* [INPUT]:
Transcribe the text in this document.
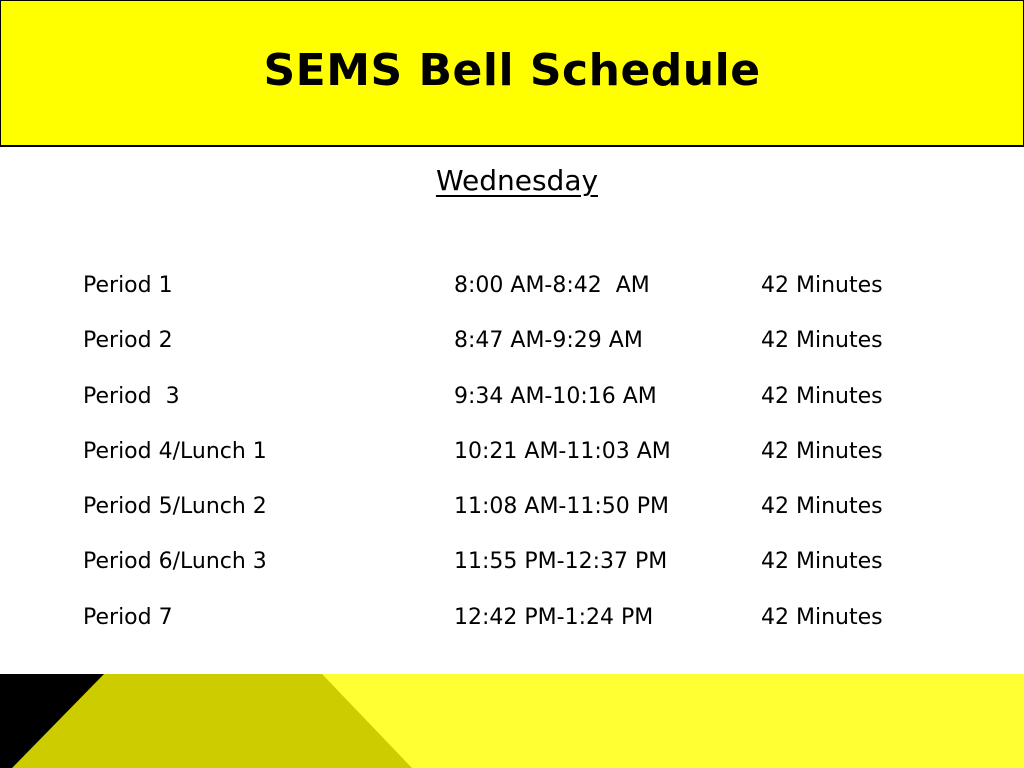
SEMS Bell Schedule
Wednesday

Period 1

	8:00 AM-8:42  AM

	42 Minutes

Period 2

	8:47 AM-9:29 AM

	42 Minutes

Period  3

	9:34 AM-10:16 AM

	42 Minutes

Period 4/Lunch 1

	10:21 AM-11:03 AM

	42 Minutes

Period 5/Lunch 2

	11:08 AM-11:50 PM

	42 Minutes

Period 6/Lunch 3

	11:55 PM-12:37 PM

	42 Minutes

Period 7

	12:42 PM-1:24 PM

	42 Minutes
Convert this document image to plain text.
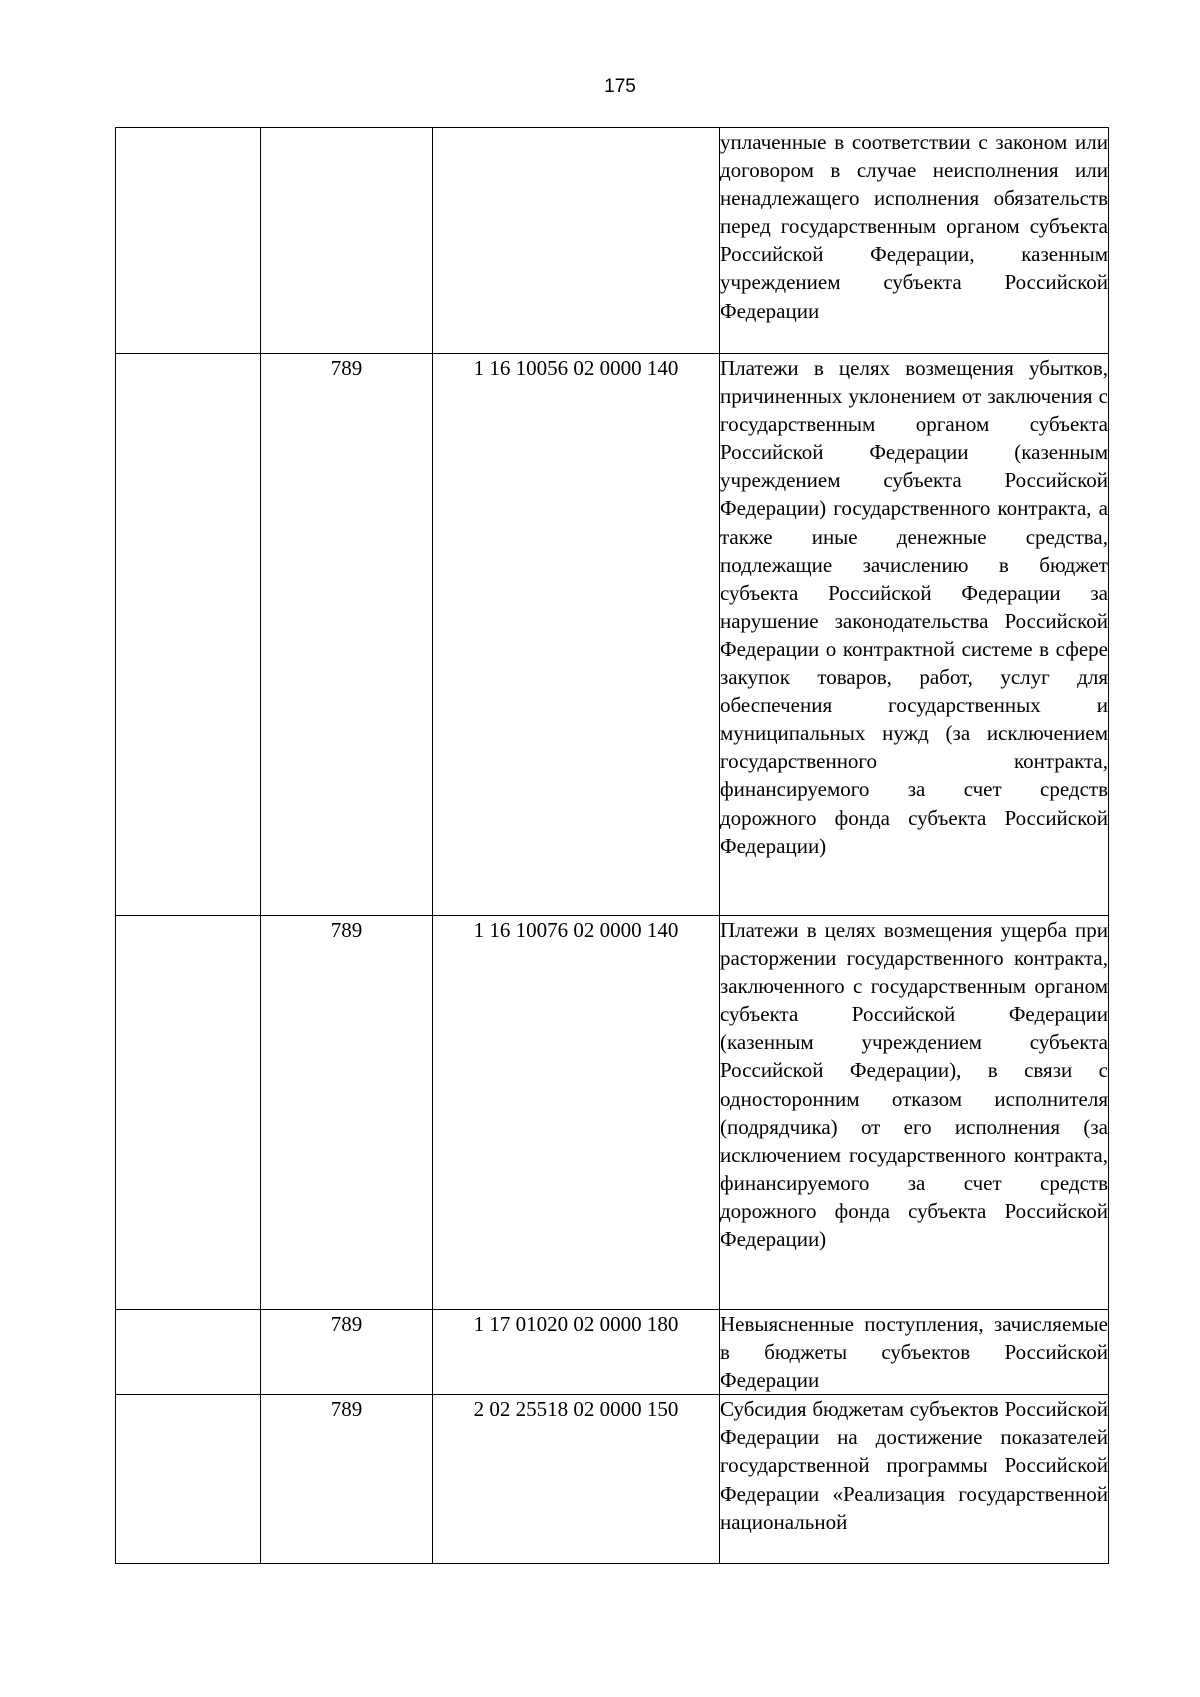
175

			уплаченные в соответствии с законом или договором в случае неисполнения или ненадлежащего исполнения обязательств перед государственным органом субъекта Российской Федерации, казенным учреждением субъекта Российской Федерации

	789	1 16 10056 02 0000 140	Платежи в целях возмещения убытков, причиненных уклонением от заключения с государственным органом субъекта Российской Федерации (казенным учреждением субъекта Российской Федерации) государственного контракта, а также иные денежные средства, подлежащие зачислению в бюджет субъекта Российской Федерации за нарушение законодательства Российской Федерации о контрактной системе в сфере закупок товаров, работ, услуг для обеспечения государственных и муниципальных нужд (за исключением государственного контракта, финансируемого за счет средств дорожного фонда субъекта Российской Федерации)

	789	1 16 10076 02 0000 140	Платежи в целях возмещения ущерба при расторжении государственного контракта, заключенного с государственным органом субъекта Российской Федерации (казенным учреждением субъекта Российской Федерации), в связи с односторонним отказом исполнителя (подрядчика) от его исполнения (за исключением государственного контракта, финансируемого за счет средств дорожного фонда субъекта Российской Федерации)

	789	1 17 01020 02 0000 180	Невыясненные поступления, зачисляемые в бюджеты субъектов Российской Федерации

	789	2 02 25518 02 0000 150	Субсидия бюджетам субъектов Российской Федерации на достижение показателей государственной программы Российской Федерации «Реализация государственной национальной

* [SHORT EXERCISE]:
Search the entries for the string "Lunch" and collect each line that has it.

* [EXERCISE SOLUTION]:
Period 4/Lunch 1
Period 5/Lunch 2
Period 6/Lunch 3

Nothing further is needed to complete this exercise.